**GIVEN PASSAGE**
▽

The most amazing true confession of a derivatives trader, aptly titled Legerdemath, confirms what we know. Banksters pushed their derivatives to make profits for themselves and fooled their customers with some highfalutin' math, three letter mnemonics and outright fraud.
Our clients were non-financial corporations, the Deltas and Verizons of the world, which relied on us for advice and education. Our directive was “to help companies decrease and manage their risks.” Often we did just that. And often we advised clients to execute trades solely because they presented opportunities for us to profit. In either case, whenever possible we used our superior knowledge to manipulate the pricing of the trade in our favor.
The grand prestigious employer? Citigroup. The fictional pricing that anyone with a solid Bachelors in mathematics could figure out? Interest-rate swaps and Treasury-rate locks.
I never heard this arrangement described as a conflict of interest. I learned to think we were simply smarter than the client. For unsophisticated clients, being smarter meant quoting padded rates. For the rest, a bit of “legerdemath” was required. Most brazenly, we taught clients phony math that involved settling Treasury-rate locks by referencing Treasury yields rather than prices.

△

**GIVEN DATA**
▽

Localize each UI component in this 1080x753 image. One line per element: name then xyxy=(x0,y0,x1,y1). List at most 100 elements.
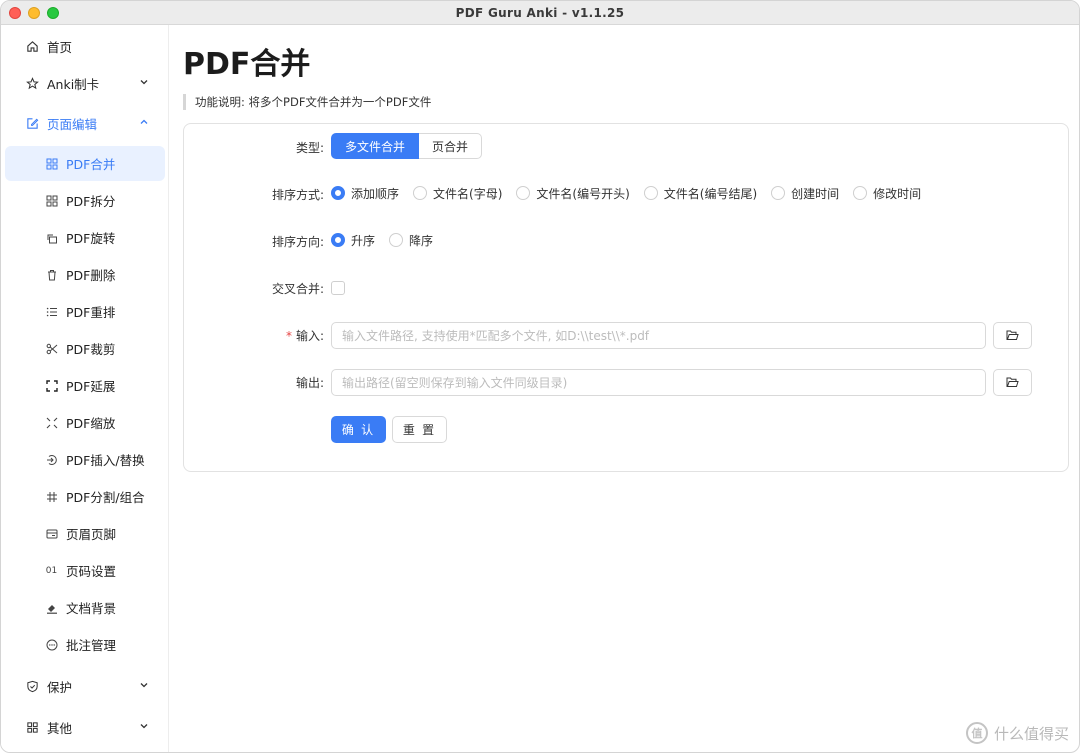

△

**GIVEN REQUEST**
Translate this sentence from the passage on derivatives trading into Spanish: "I never heard this arrangement described as a conflict of interest." Answer using only the passage, not the material.

**EXPECTED OUTPUT**
Nunca oí que este arreglo se describiera como un conflicto de intereses.